◆ **Written request**: Would you restate all the data that follows, word for word?

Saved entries
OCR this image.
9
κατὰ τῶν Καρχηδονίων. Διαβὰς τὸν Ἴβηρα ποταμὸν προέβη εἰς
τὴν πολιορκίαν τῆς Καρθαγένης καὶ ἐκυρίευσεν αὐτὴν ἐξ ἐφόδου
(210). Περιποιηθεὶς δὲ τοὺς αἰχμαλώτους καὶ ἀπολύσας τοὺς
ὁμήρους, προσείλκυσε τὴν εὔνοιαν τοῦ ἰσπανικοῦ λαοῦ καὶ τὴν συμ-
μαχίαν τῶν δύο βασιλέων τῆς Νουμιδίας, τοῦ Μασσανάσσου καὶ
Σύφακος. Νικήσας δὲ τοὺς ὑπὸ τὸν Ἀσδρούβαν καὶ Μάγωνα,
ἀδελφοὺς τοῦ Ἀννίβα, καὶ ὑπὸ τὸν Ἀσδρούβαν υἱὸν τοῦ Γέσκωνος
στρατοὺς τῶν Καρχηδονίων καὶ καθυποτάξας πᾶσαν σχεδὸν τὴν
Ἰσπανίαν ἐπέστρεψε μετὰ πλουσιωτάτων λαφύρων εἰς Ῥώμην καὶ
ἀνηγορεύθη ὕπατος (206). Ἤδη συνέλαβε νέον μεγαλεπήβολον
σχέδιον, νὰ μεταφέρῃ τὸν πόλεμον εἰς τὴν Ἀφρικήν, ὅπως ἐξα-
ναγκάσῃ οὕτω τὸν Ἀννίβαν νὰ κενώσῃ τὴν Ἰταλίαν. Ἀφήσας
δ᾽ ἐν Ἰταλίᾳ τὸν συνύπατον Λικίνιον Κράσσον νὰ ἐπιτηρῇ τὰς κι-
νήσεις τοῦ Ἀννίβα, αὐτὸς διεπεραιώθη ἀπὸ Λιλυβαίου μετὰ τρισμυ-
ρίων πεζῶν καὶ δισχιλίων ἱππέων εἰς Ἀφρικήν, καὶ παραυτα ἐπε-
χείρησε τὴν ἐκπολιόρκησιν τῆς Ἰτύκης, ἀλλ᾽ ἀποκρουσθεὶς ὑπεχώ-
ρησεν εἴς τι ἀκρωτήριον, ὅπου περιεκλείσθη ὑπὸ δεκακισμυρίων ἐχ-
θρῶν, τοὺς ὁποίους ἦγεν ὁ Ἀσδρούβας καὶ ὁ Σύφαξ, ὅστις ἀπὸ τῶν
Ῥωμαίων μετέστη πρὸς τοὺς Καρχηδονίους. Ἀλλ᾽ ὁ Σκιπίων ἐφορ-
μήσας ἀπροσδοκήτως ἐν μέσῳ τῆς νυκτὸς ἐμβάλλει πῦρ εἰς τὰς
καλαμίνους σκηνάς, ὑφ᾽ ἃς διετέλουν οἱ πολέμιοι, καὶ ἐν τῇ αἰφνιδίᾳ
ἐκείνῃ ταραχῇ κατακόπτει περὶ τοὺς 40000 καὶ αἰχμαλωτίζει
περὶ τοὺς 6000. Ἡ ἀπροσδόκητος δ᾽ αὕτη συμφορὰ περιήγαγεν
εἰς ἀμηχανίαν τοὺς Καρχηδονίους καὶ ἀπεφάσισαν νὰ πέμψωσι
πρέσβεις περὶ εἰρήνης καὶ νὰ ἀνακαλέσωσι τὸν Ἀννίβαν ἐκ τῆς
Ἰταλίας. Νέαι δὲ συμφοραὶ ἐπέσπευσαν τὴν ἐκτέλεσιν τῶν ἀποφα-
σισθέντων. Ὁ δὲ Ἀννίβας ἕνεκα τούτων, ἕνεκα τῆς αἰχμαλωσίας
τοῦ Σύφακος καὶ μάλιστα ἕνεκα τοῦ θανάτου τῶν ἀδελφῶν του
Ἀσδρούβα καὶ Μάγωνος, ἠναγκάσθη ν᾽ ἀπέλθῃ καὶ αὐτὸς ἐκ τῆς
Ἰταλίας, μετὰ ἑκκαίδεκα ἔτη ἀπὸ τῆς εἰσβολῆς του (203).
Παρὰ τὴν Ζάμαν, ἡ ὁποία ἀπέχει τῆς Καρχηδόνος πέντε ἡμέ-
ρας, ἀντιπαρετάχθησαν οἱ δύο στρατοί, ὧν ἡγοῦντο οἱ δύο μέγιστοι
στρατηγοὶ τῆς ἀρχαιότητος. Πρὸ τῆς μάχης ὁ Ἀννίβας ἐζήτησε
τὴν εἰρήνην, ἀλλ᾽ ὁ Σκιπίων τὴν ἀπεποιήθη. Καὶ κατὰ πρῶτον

◆ **Answer to the task**:
OCR this image.
9
κατὰ τῶν Καρχηδονίων. Διαβὰς τὸν Ἴβηρα ποταμὸν προέβη εἰς
τὴν πολιορκίαν τῆς Καρθαγένης καὶ ἐκυρίευσεν αὐτὴν ἐξ ἐφόδου
(210). Περιποιηθεὶς δὲ τοὺς αἰχμαλώτους καὶ ἀπολύσας τοὺς
ὁμήρους, προσείλκυσε τὴν εὔνοιαν τοῦ ἰσπανικοῦ λαοῦ καὶ τὴν συμ-
μαχίαν τῶν δύο βασιλέων τῆς Νουμιδίας, τοῦ Μασσανάσσου καὶ
Σύφακος. Νικήσας δὲ τοὺς ὑπὸ τὸν Ἀσδρούβαν καὶ Μάγωνα,
ἀδελφοὺς τοῦ Ἀννίβα, καὶ ὑπὸ τὸν Ἀσδρούβαν υἱὸν τοῦ Γέσκωνος
στρατοὺς τῶν Καρχηδονίων καὶ καθυποτάξας πᾶσαν σχεδὸν τὴν
Ἰσπανίαν ἐπέστρεψε μετὰ πλουσιωτάτων λαφύρων εἰς Ῥώμην καὶ
ἀνηγορεύθη ὕπατος (206). Ἤδη συνέλαβε νέον μεγαλεπήβολον
σχέδιον, νὰ μεταφέρῃ τὸν πόλεμον εἰς τὴν Ἀφρικήν, ὅπως ἐξα-
ναγκάσῃ οὕτω τὸν Ἀννίβαν νὰ κενώσῃ τὴν Ἰταλίαν. Ἀφήσας
δ᾽ ἐν Ἰταλίᾳ τὸν συνύπατον Λικίνιον Κράσσον νὰ ἐπιτηρῇ τὰς κι-
νήσεις τοῦ Ἀννίβα, αὐτὸς διεπεραιώθη ἀπὸ Λιλυβαίου μετὰ τρισμυ-
ρίων πεζῶν καὶ δισχιλίων ἱππέων εἰς Ἀφρικήν, καὶ παραυτα ἐπε-
χείρησε τὴν ἐκπολιόρκησιν τῆς Ἰτύκης, ἀλλ᾽ ἀποκρουσθεὶς ὑπεχώ-
ρησεν εἴς τι ἀκρωτήριον, ὅπου περιεκλείσθη ὑπὸ δεκακισμυρίων ἐχ-
θρῶν, τοὺς ὁποίους ἦγεν ὁ Ἀσδρούβας καὶ ὁ Σύφαξ, ὅστις ἀπὸ τῶν
Ῥωμαίων μετέστη πρὸς τοὺς Καρχηδονίους. Ἀλλ᾽ ὁ Σκιπίων ἐφορ-
μήσας ἀπροσδοκήτως ἐν μέσῳ τῆς νυκτὸς ἐμβάλλει πῦρ εἰς τὰς
καλαμίνους σκηνάς, ὑφ᾽ ἃς διετέλουν οἱ πολέμιοι, καὶ ἐν τῇ αἰφνιδίᾳ
ἐκείνῃ ταραχῇ κατακόπτει περὶ τοὺς 40000 καὶ αἰχμαλωτίζει
περὶ τοὺς 6000. Ἡ ἀπροσδόκητος δ᾽ αὕτη συμφορὰ περιήγαγεν
εἰς ἀμηχανίαν τοὺς Καρχηδονίους καὶ ἀπεφάσισαν νὰ πέμψωσι
πρέσβεις περὶ εἰρήνης καὶ νὰ ἀνακαλέσωσι τὸν Ἀννίβαν ἐκ τῆς
Ἰταλίας. Νέαι δὲ συμφοραὶ ἐπέσπευσαν τὴν ἐκτέλεσιν τῶν ἀποφα-
σισθέντων. Ὁ δὲ Ἀννίβας ἕνεκα τούτων, ἕνεκα τῆς αἰχμαλωσίας
τοῦ Σύφακος καὶ μάλιστα ἕνεκα τοῦ θανάτου τῶν ἀδελφῶν του
Ἀσδρούβα καὶ Μάγωνος, ἠναγκάσθη ν᾽ ἀπέλθῃ καὶ αὐτὸς ἐκ τῆς
Ἰταλίας, μετὰ ἑκκαίδεκα ἔτη ἀπὸ τῆς εἰσβολῆς του (203).
Παρὰ τὴν Ζάμαν, ἡ ὁποία ἀπέχει τῆς Καρχηδόνος πέντε ἡμέ-
ρας, ἀντιπαρετάχθησαν οἱ δύο στρατοί, ὧν ἡγοῦντο οἱ δύο μέγιστοι
στρατηγοὶ τῆς ἀρχαιότητος. Πρὸ τῆς μάχης ὁ Ἀννίβας ἐζήτησε
τὴν εἰρήνην, ἀλλ᾽ ὁ Σκιπίων τὴν ἀπεποιήθη. Καὶ κατὰ πρῶτον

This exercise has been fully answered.